··· DATA ROWS

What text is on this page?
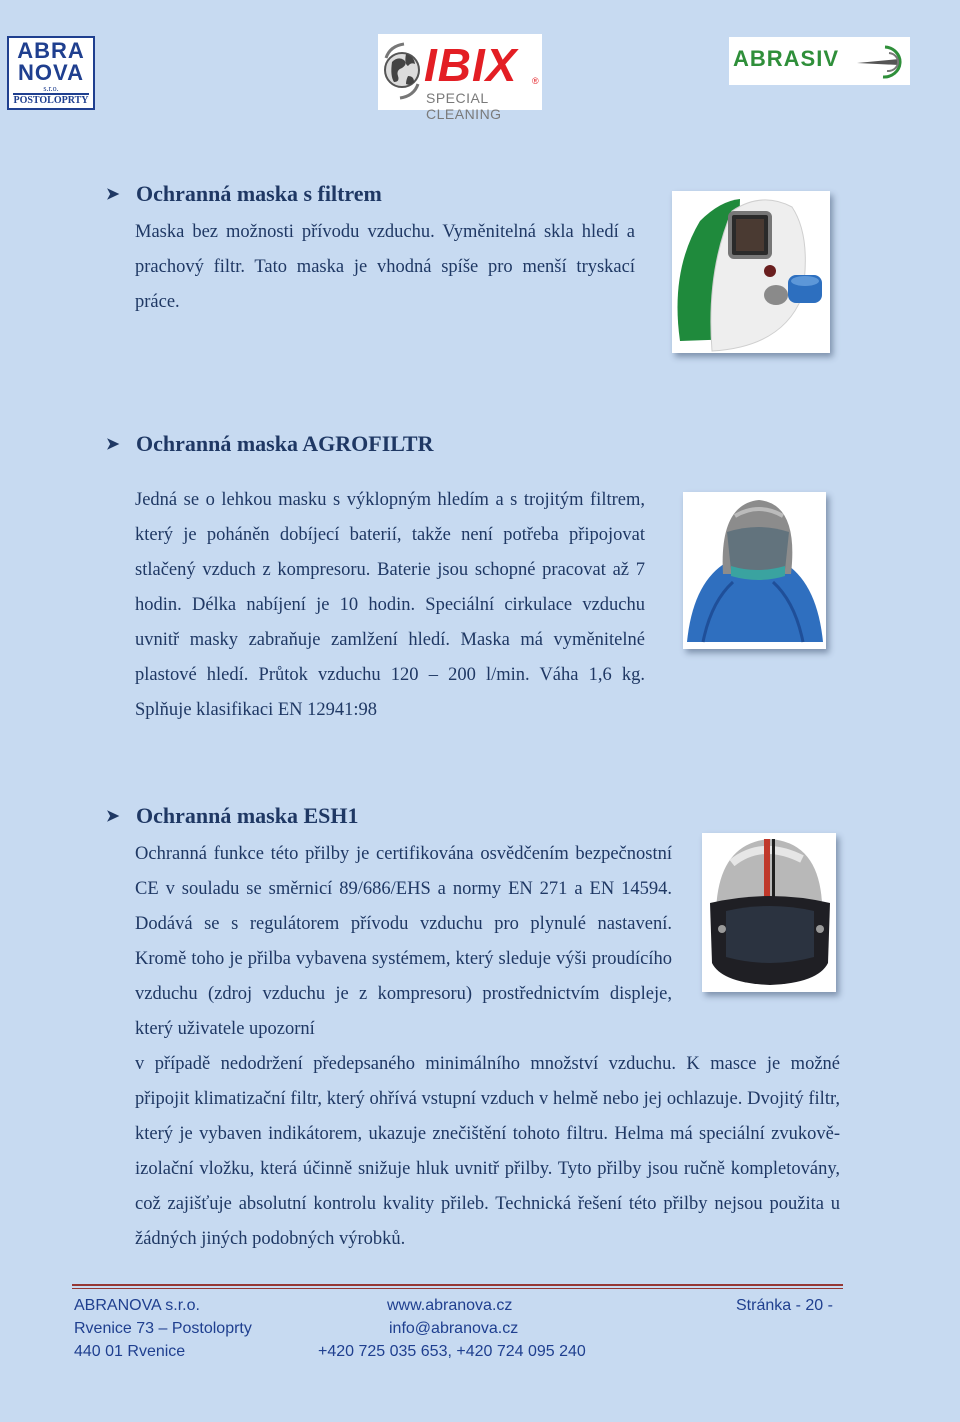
ABRA
NOVA
s.r.o.
POSTOLOPRTY
IBIX ®
SPECIAL CLEANING
ABRASIV
➤ Ochranná maska s filtrem

Maska bez možnosti přívodu vzduchu. Vyměnitelná skla hledí a prachový filtr. Tato maska je vhodná spíše pro menší tryskací práce.

➤ Ochranná maska AGROFILTR

Jedná se o lehkou masku s výklopným hledím a s trojitým filtrem, který je poháněn dobíjecí baterií, takže není potřeba připojovat stlačený vzduch z kompresoru. Baterie jsou schopné pracovat až 7 hodin. Délka nabíjení je 10 hodin. Speciální cirkulace vzduchu uvnitř masky zabraňuje zamlžení hledí. Maska má vyměnitelné plastové hledí. Průtok vzduchu 120 – 200 l/min. Váha 1,6 kg. Splňuje klasifikaci EN 12941:98

➤ Ochranná maska ESH1

Ochranná funkce této přilby je certifikována osvědčením bezpečnostní CE v souladu se směrnicí 89/686/EHS a normy EN 271 a EN 14594. Dodává se s regulátorem přívodu vzduchu pro plynulé nastavení. Kromě toho je přilba vybavena systémem, který sleduje výši proudícího vzduchu (zdroj vzduchu je z kompresoru) prostřednictvím displeje, který uživatele upozorní

v případě nedodržení předepsaného minimálního množství vzduchu. K masce je možné připojit klimatizační filtr, který ohřívá vstupní vzduch v helmě nebo jej ochlazuje. Dvojitý filtr, který je vybaven indikátorem, ukazuje znečištění tohoto filtru. Helma má speciální zvukově-izolační vložku, která účinně snižuje hluk uvnitř přilby. Tyto přilby jsou ručně kompletovány, což zajišťuje absolutní kontrolu kvality přileb. Technická řešení této přilby nejsou použita u žádných jiných podobných výrobků.

ABRANOVA s.r.o.
Rvenice 73 – Postoloprty
440 01 Rvenice
www.abranova.cz
info@abranova.cz
+420 725 035 653, +420 724 095 240
Stránka - 20 -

······

EXERCISE REQUIREMENTS:
Gather every line from the listing above in which "Rvenice" appears, and copy those lines.

CORRECT RESPONSE:
Rvenice 73 – Postoloprty
440 01 Rvenice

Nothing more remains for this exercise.